What to do:
Quote all entries exactly, leaving pictures aside.

Materials provided:
## BEGIN

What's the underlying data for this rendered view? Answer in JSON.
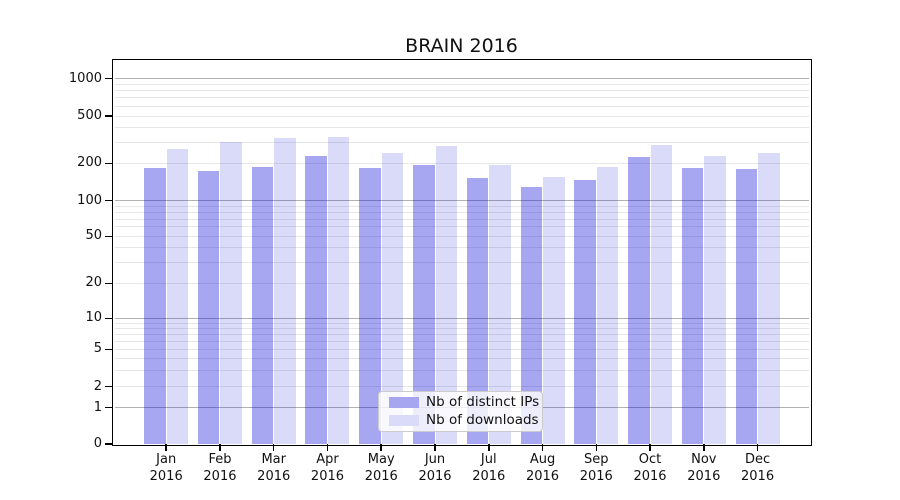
{
  "title": "BRAIN 2016",
  "legend": {
    "items": [
      {
        "label": "Nb of distinct IPs",
        "color": "#a6a6f0"
      },
      {
        "label": "Nb of downloads",
        "color": "#dadaf9"
      }
    ]
  },
  "colors": {
    "bar_distinct_ips": "rgba(0,0,215,0.35)",
    "bar_downloads": "rgba(0,0,215,0.145)",
    "bar_distinct_ips_solid": "#a6a6f0",
    "bar_downloads_solid": "#dadaf9",
    "grid_major": "#b2b2b2",
    "grid_minor": "#e7e7e7",
    "axis": "#000000"
  },
  "chart_data": {
    "type": "bar",
    "title": "BRAIN 2016",
    "categories": [
      "Jan 2016",
      "Feb 2016",
      "Mar 2016",
      "Apr 2016",
      "May 2016",
      "Jun 2016",
      "Jul 2016",
      "Aug 2016",
      "Sep 2016",
      "Oct 2016",
      "Nov 2016",
      "Dec 2016"
    ],
    "series": [
      {
        "name": "Nb of distinct IPs",
        "values": [
          182,
          173,
          188,
          230,
          184,
          194,
          153,
          129,
          147,
          226,
          184,
          181
        ]
      },
      {
        "name": "Nb of downloads",
        "values": [
          265,
          303,
          325,
          331,
          243,
          280,
          194,
          154,
          186,
          285,
          232,
          244
        ]
      }
    ],
    "xlabel": "",
    "ylabel": "",
    "yscale": "symlog",
    "yticks": [
      0,
      1,
      2,
      5,
      10,
      20,
      50,
      100,
      200,
      500,
      1000
    ],
    "ylim": [
      0,
      1400
    ],
    "grid": true,
    "legend_position": "lower center"
  }
}
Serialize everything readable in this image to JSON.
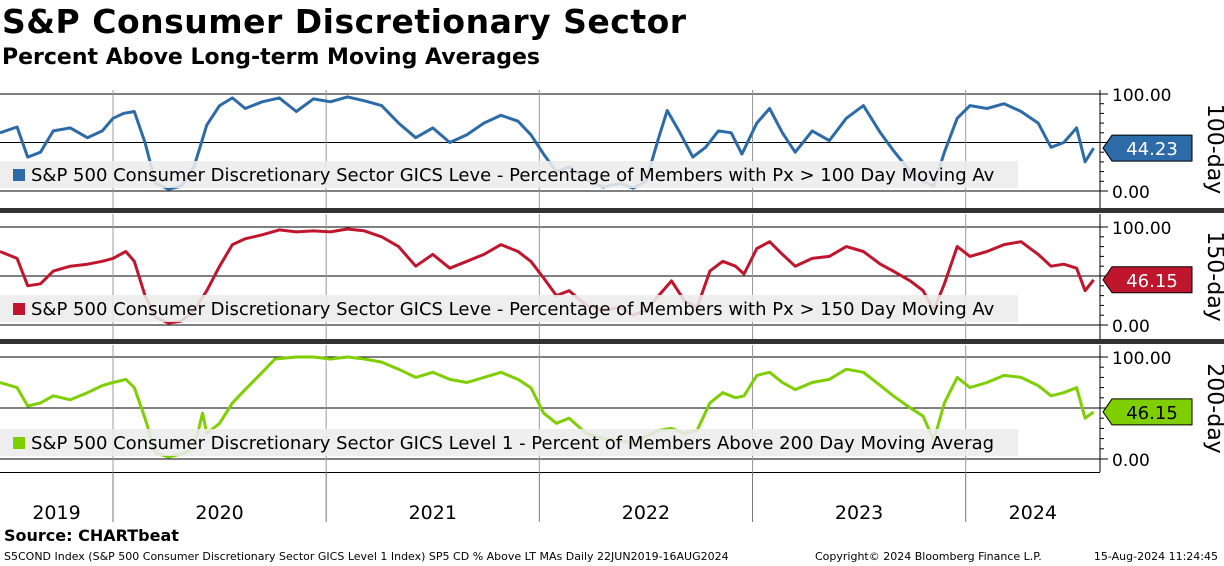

## END

Result of the task:
What's the underlying data for this rendered view? Answer in JSON.
{
  "title": "BRAIN 2016",
  "legend": {
    "items": [
      {
        "label": "Nb of distinct IPs",
        "color": "#a6a6f0"
      },
      {
        "label": "Nb of downloads",
        "color": "#dadaf9"
      }
    ]
  },
  "colors": {
    "bar_distinct_ips": "rgba(0,0,215,0.35)",
    "bar_downloads": "rgba(0,0,215,0.145)",
    "bar_distinct_ips_solid": "#a6a6f0",
    "bar_downloads_solid": "#dadaf9",
    "grid_major": "#b2b2b2",
    "grid_minor": "#e7e7e7",
    "axis": "#000000"
  },
  "chart_data": {
    "type": "bar",
    "title": "BRAIN 2016",
    "categories": [
      "Jan 2016",
      "Feb 2016",
      "Mar 2016",
      "Apr 2016",
      "May 2016",
      "Jun 2016",
      "Jul 2016",
      "Aug 2016",
      "Sep 2016",
      "Oct 2016",
      "Nov 2016",
      "Dec 2016"
    ],
    "series": [
      {
        "name": "Nb of distinct IPs",
        "values": [
          182,
          173,
          188,
          230,
          184,
          194,
          153,
          129,
          147,
          226,
          184,
          181
        ]
      },
      {
        "name": "Nb of downloads",
        "values": [
          265,
          303,
          325,
          331,
          243,
          280,
          194,
          154,
          186,
          285,
          232,
          244
        ]
      }
    ],
    "xlabel": "",
    "ylabel": "",
    "yscale": "symlog",
    "yticks": [
      0,
      1,
      2,
      5,
      10,
      20,
      50,
      100,
      200,
      500,
      1000
    ],
    "ylim": [
      0,
      1400
    ],
    "grid": true,
    "legend_position": "lower center"
  }
}
Serialize everything readable in this image to JSON.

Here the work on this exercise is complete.